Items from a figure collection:
____________________

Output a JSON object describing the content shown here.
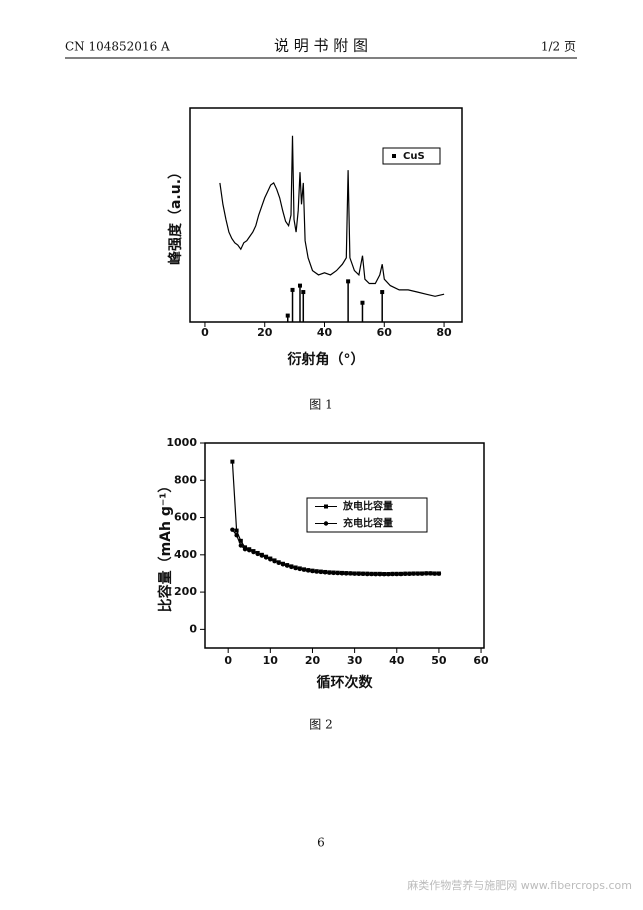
{
  "header": {
    "left": "CN 104852016 A",
    "title": "说 明 书 附 图",
    "right": "1/2 页"
  },
  "captions": [
    "图 1",
    "图 2"
  ],
  "page_number": "6",
  "watermark": "麻类作物营养与施肥网 www.fibercrops.com",
  "chart_data": [
    {
      "type": "line",
      "x_label": "衍射角（°）",
      "y_label": "峰强度（a.u.）",
      "xlim": [
        -5,
        86
      ],
      "ylim": [
        0,
        100
      ],
      "xticks": [
        0,
        20,
        40,
        60,
        80
      ],
      "series": [
        {
          "color": "#000000",
          "style": "line",
          "x": [
            5,
            6,
            7,
            8,
            9,
            10,
            11,
            12,
            13,
            14,
            15,
            16,
            17,
            18,
            19,
            20,
            21,
            22,
            23,
            24,
            25,
            26,
            27,
            28,
            28.8,
            29.3,
            29.8,
            30.5,
            31.2,
            31.8,
            32.3,
            32.9,
            33.5,
            34.5,
            36,
            38,
            40,
            42,
            44,
            46,
            47.3,
            47.9,
            48.5,
            50,
            51.5,
            52.7,
            53.5,
            55,
            57,
            58.5,
            59.3,
            60,
            62,
            65,
            68,
            71,
            74,
            77,
            80
          ],
          "values": [
            65,
            55,
            48,
            42,
            39,
            37,
            36,
            34,
            37,
            38,
            40,
            42,
            45,
            50,
            54,
            58,
            61,
            64,
            65,
            62,
            58,
            52,
            47,
            45,
            50,
            87,
            48,
            42,
            52,
            70,
            55,
            65,
            38,
            30,
            24,
            22,
            23,
            22,
            24,
            27,
            30,
            71,
            30,
            24,
            22,
            31,
            20,
            18,
            18,
            22,
            27,
            20,
            17,
            15,
            15,
            14,
            13,
            12,
            13
          ]
        },
        {
          "name": "CuS",
          "color": "#000000",
          "style": "stem",
          "marker": "square",
          "x": [
            27.7,
            29.3,
            31.8,
            32.9,
            47.9,
            52.7,
            59.3
          ],
          "values": [
            3,
            15,
            17,
            14,
            19,
            9,
            14
          ]
        }
      ]
    },
    {
      "type": "line",
      "x_label": "循环次数",
      "y_label": "比容量（mAh g⁻¹）",
      "xlim": [
        -5.5,
        60.7
      ],
      "ylim": [
        -100,
        1000
      ],
      "xticks": [
        0,
        10,
        20,
        30,
        40,
        50,
        60
      ],
      "yticks": [
        0,
        200,
        400,
        600,
        800,
        1000
      ],
      "series": [
        {
          "name": "放电比容量",
          "color": "#000000",
          "style": "line",
          "marker": "square",
          "x": [
            1,
            2,
            3,
            4,
            5,
            6,
            7,
            8,
            9,
            10,
            11,
            12,
            13,
            14,
            15,
            16,
            17,
            18,
            19,
            20,
            21,
            22,
            23,
            24,
            25,
            26,
            27,
            28,
            29,
            30,
            31,
            32,
            33,
            34,
            35,
            36,
            37,
            38,
            39,
            40,
            41,
            42,
            43,
            44,
            45,
            46,
            47,
            48,
            49,
            50
          ],
          "values": [
            900,
            530,
            475,
            440,
            430,
            420,
            410,
            400,
            390,
            380,
            370,
            360,
            352,
            345,
            338,
            332,
            327,
            322,
            318,
            315,
            312,
            310,
            308,
            306,
            305,
            304,
            303,
            302,
            301,
            300,
            300,
            299,
            299,
            298,
            298,
            298,
            297,
            297,
            298,
            298,
            298,
            299,
            299,
            300,
            300,
            300,
            301,
            301,
            300,
            300
          ]
        },
        {
          "name": "充电比容量",
          "color": "#000000",
          "style": "line",
          "marker": "circle",
          "x": [
            1,
            2,
            3,
            4,
            5,
            6,
            7,
            8,
            9,
            10,
            11,
            12,
            13,
            14,
            15,
            16,
            17,
            18,
            19,
            20,
            21,
            22,
            23,
            24,
            25,
            26,
            27,
            28,
            29,
            30,
            31,
            32,
            33,
            34,
            35,
            36,
            37,
            38,
            39,
            40,
            41,
            42,
            43,
            44,
            45,
            46,
            47,
            48,
            49,
            50
          ],
          "values": [
            535,
            505,
            450,
            430,
            425,
            415,
            405,
            396,
            386,
            376,
            366,
            357,
            349,
            342,
            335,
            329,
            324,
            320,
            316,
            313,
            310,
            308,
            306,
            304,
            303,
            302,
            301,
            300,
            300,
            299,
            298,
            298,
            297,
            297,
            296,
            296,
            296,
            296,
            297,
            297,
            297,
            298,
            298,
            299,
            299,
            299,
            300,
            300,
            299,
            299
          ]
        }
      ]
    }
  ]
}
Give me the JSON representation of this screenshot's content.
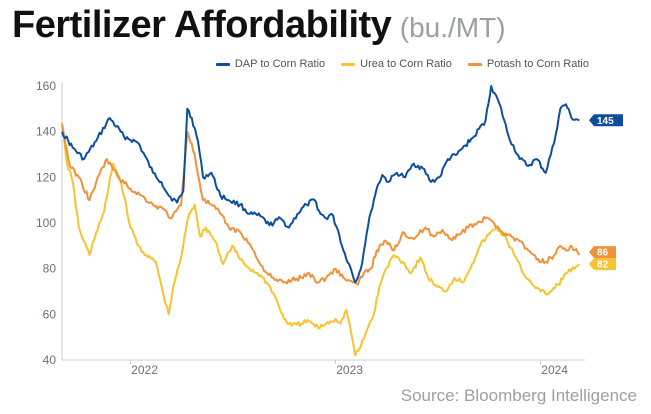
{
  "header": {
    "title": "Fertilizer Affordability",
    "subtitle": "(bu./MT)"
  },
  "source": "Source: Bloomberg Intelligence",
  "chart_data": {
    "type": "line",
    "title": "Fertilizer Affordability",
    "subtitle": "(bu./MT)",
    "xlabel": "",
    "ylabel": "",
    "ylim": [
      40,
      160
    ],
    "xlim": [
      "2021-09-01",
      "2024-03-20"
    ],
    "yticks": [
      40,
      60,
      80,
      100,
      120,
      140,
      160
    ],
    "xticks": [
      {
        "label": "2022",
        "date": "2022-01-01"
      },
      {
        "label": "2023",
        "date": "2023-01-01"
      },
      {
        "label": "2024",
        "date": "2024-01-01"
      }
    ],
    "grid": false,
    "legend_position": "top-right",
    "series": [
      {
        "name": "DAP to Corn Ratio",
        "color": "#0d4f9e",
        "end_label": "145",
        "points": [
          [
            "2021-09-01",
            140
          ],
          [
            "2021-09-20",
            133
          ],
          [
            "2021-10-10",
            128
          ],
          [
            "2021-11-01",
            136
          ],
          [
            "2021-11-25",
            146
          ],
          [
            "2021-12-20",
            138
          ],
          [
            "2022-01-15",
            135
          ],
          [
            "2022-02-10",
            122
          ],
          [
            "2022-02-25",
            118
          ],
          [
            "2022-03-10",
            112
          ],
          [
            "2022-03-25",
            109
          ],
          [
            "2022-04-05",
            114
          ],
          [
            "2022-04-12",
            150
          ],
          [
            "2022-04-20",
            146
          ],
          [
            "2022-05-01",
            136
          ],
          [
            "2022-05-10",
            120
          ],
          [
            "2022-05-25",
            122
          ],
          [
            "2022-06-10",
            112
          ],
          [
            "2022-06-25",
            110
          ],
          [
            "2022-07-15",
            108
          ],
          [
            "2022-08-01",
            104
          ],
          [
            "2022-08-20",
            103
          ],
          [
            "2022-09-05",
            99
          ],
          [
            "2022-09-25",
            102
          ],
          [
            "2022-10-10",
            98
          ],
          [
            "2022-10-25",
            104
          ],
          [
            "2022-11-10",
            108
          ],
          [
            "2022-11-25",
            110
          ],
          [
            "2022-12-05",
            104
          ],
          [
            "2022-12-15",
            102
          ],
          [
            "2022-12-25",
            104
          ],
          [
            "2023-01-05",
            97
          ],
          [
            "2023-01-15",
            88
          ],
          [
            "2023-01-25",
            82
          ],
          [
            "2023-02-05",
            74
          ],
          [
            "2023-02-15",
            80
          ],
          [
            "2023-02-25",
            95
          ],
          [
            "2023-03-05",
            105
          ],
          [
            "2023-03-15",
            115
          ],
          [
            "2023-03-25",
            121
          ],
          [
            "2023-04-05",
            118
          ],
          [
            "2023-04-20",
            122
          ],
          [
            "2023-05-05",
            120
          ],
          [
            "2023-05-20",
            126
          ],
          [
            "2023-06-05",
            124
          ],
          [
            "2023-06-20",
            118
          ],
          [
            "2023-07-05",
            120
          ],
          [
            "2023-07-20",
            128
          ],
          [
            "2023-08-05",
            130
          ],
          [
            "2023-08-20",
            134
          ],
          [
            "2023-09-05",
            138
          ],
          [
            "2023-09-25",
            145
          ],
          [
            "2023-10-05",
            160
          ],
          [
            "2023-10-20",
            152
          ],
          [
            "2023-11-05",
            138
          ],
          [
            "2023-11-25",
            128
          ],
          [
            "2023-12-10",
            125
          ],
          [
            "2023-12-25",
            128
          ],
          [
            "2024-01-10",
            122
          ],
          [
            "2024-01-25",
            135
          ],
          [
            "2024-02-05",
            150
          ],
          [
            "2024-02-15",
            152
          ],
          [
            "2024-02-25",
            146
          ],
          [
            "2024-03-10",
            145
          ]
        ]
      },
      {
        "name": "Urea to Corn Ratio",
        "color": "#f7c331",
        "end_label": "82",
        "points": [
          [
            "2021-09-01",
            144
          ],
          [
            "2021-09-10",
            126
          ],
          [
            "2021-09-20",
            118
          ],
          [
            "2021-10-01",
            98
          ],
          [
            "2021-10-10",
            92
          ],
          [
            "2021-10-20",
            86
          ],
          [
            "2021-11-01",
            96
          ],
          [
            "2021-11-15",
            105
          ],
          [
            "2021-12-01",
            126
          ],
          [
            "2021-12-15",
            118
          ],
          [
            "2022-01-01",
            98
          ],
          [
            "2022-01-15",
            90
          ],
          [
            "2022-02-01",
            85
          ],
          [
            "2022-02-15",
            83
          ],
          [
            "2022-03-01",
            68
          ],
          [
            "2022-03-10",
            60
          ],
          [
            "2022-03-20",
            74
          ],
          [
            "2022-04-01",
            85
          ],
          [
            "2022-04-15",
            104
          ],
          [
            "2022-04-25",
            108
          ],
          [
            "2022-05-05",
            94
          ],
          [
            "2022-05-15",
            98
          ],
          [
            "2022-06-01",
            92
          ],
          [
            "2022-06-15",
            82
          ],
          [
            "2022-07-01",
            90
          ],
          [
            "2022-07-15",
            84
          ],
          [
            "2022-08-01",
            80
          ],
          [
            "2022-08-15",
            78
          ],
          [
            "2022-09-01",
            74
          ],
          [
            "2022-09-15",
            68
          ],
          [
            "2022-10-01",
            58
          ],
          [
            "2022-10-15",
            55
          ],
          [
            "2022-11-01",
            56
          ],
          [
            "2022-11-15",
            57
          ],
          [
            "2022-12-01",
            54
          ],
          [
            "2022-12-15",
            56
          ],
          [
            "2023-01-01",
            58
          ],
          [
            "2023-01-10",
            56
          ],
          [
            "2023-01-20",
            62
          ],
          [
            "2023-02-01",
            48
          ],
          [
            "2023-02-05",
            42
          ],
          [
            "2023-02-15",
            46
          ],
          [
            "2023-03-01",
            55
          ],
          [
            "2023-03-10",
            60
          ],
          [
            "2023-03-20",
            72
          ],
          [
            "2023-04-01",
            80
          ],
          [
            "2023-04-15",
            86
          ],
          [
            "2023-05-01",
            83
          ],
          [
            "2023-05-15",
            78
          ],
          [
            "2023-06-01",
            85
          ],
          [
            "2023-06-15",
            76
          ],
          [
            "2023-07-01",
            72
          ],
          [
            "2023-07-15",
            70
          ],
          [
            "2023-08-01",
            76
          ],
          [
            "2023-08-15",
            74
          ],
          [
            "2023-09-01",
            82
          ],
          [
            "2023-09-15",
            90
          ],
          [
            "2023-10-01",
            95
          ],
          [
            "2023-10-15",
            98
          ],
          [
            "2023-11-01",
            93
          ],
          [
            "2023-11-15",
            86
          ],
          [
            "2023-12-01",
            78
          ],
          [
            "2023-12-15",
            74
          ],
          [
            "2024-01-01",
            70
          ],
          [
            "2024-01-15",
            69
          ],
          [
            "2024-02-01",
            73
          ],
          [
            "2024-02-15",
            78
          ],
          [
            "2024-03-01",
            80
          ],
          [
            "2024-03-10",
            82
          ]
        ]
      },
      {
        "name": "Potash to Corn Ratio",
        "color": "#f0923a",
        "end_label": "86",
        "points": [
          [
            "2021-09-01",
            143
          ],
          [
            "2021-09-15",
            125
          ],
          [
            "2021-10-01",
            120
          ],
          [
            "2021-10-20",
            110
          ],
          [
            "2021-11-01",
            118
          ],
          [
            "2021-11-20",
            128
          ],
          [
            "2021-12-10",
            120
          ],
          [
            "2022-01-01",
            115
          ],
          [
            "2022-01-20",
            112
          ],
          [
            "2022-02-10",
            108
          ],
          [
            "2022-03-01",
            106
          ],
          [
            "2022-03-15",
            102
          ],
          [
            "2022-04-01",
            108
          ],
          [
            "2022-04-12",
            140
          ],
          [
            "2022-04-25",
            130
          ],
          [
            "2022-05-10",
            110
          ],
          [
            "2022-05-25",
            108
          ],
          [
            "2022-06-10",
            104
          ],
          [
            "2022-06-25",
            98
          ],
          [
            "2022-07-15",
            96
          ],
          [
            "2022-08-01",
            91
          ],
          [
            "2022-08-15",
            84
          ],
          [
            "2022-09-01",
            78
          ],
          [
            "2022-09-15",
            75
          ],
          [
            "2022-10-01",
            74
          ],
          [
            "2022-10-15",
            75
          ],
          [
            "2022-11-01",
            76
          ],
          [
            "2022-11-15",
            78
          ],
          [
            "2022-12-01",
            74
          ],
          [
            "2022-12-15",
            76
          ],
          [
            "2023-01-01",
            80
          ],
          [
            "2023-01-15",
            76
          ],
          [
            "2023-02-01",
            74
          ],
          [
            "2023-02-10",
            73
          ],
          [
            "2023-02-20",
            78
          ],
          [
            "2023-03-05",
            80
          ],
          [
            "2023-03-15",
            88
          ],
          [
            "2023-04-01",
            92
          ],
          [
            "2023-04-15",
            88
          ],
          [
            "2023-05-01",
            96
          ],
          [
            "2023-05-20",
            93
          ],
          [
            "2023-06-10",
            98
          ],
          [
            "2023-06-25",
            94
          ],
          [
            "2023-07-10",
            97
          ],
          [
            "2023-07-25",
            93
          ],
          [
            "2023-08-10",
            95
          ],
          [
            "2023-08-25",
            98
          ],
          [
            "2023-09-10",
            100
          ],
          [
            "2023-09-25",
            102
          ],
          [
            "2023-10-10",
            100
          ],
          [
            "2023-10-25",
            96
          ],
          [
            "2023-11-10",
            94
          ],
          [
            "2023-11-25",
            92
          ],
          [
            "2023-12-10",
            88
          ],
          [
            "2023-12-25",
            84
          ],
          [
            "2024-01-10",
            83
          ],
          [
            "2024-01-25",
            86
          ],
          [
            "2024-02-05",
            90
          ],
          [
            "2024-02-15",
            88
          ],
          [
            "2024-02-25",
            90
          ],
          [
            "2024-03-10",
            86
          ]
        ]
      }
    ]
  }
}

____________________

Work out the number of lines above that include the string "JSON" and write only that number.

**THE REPLY:** 2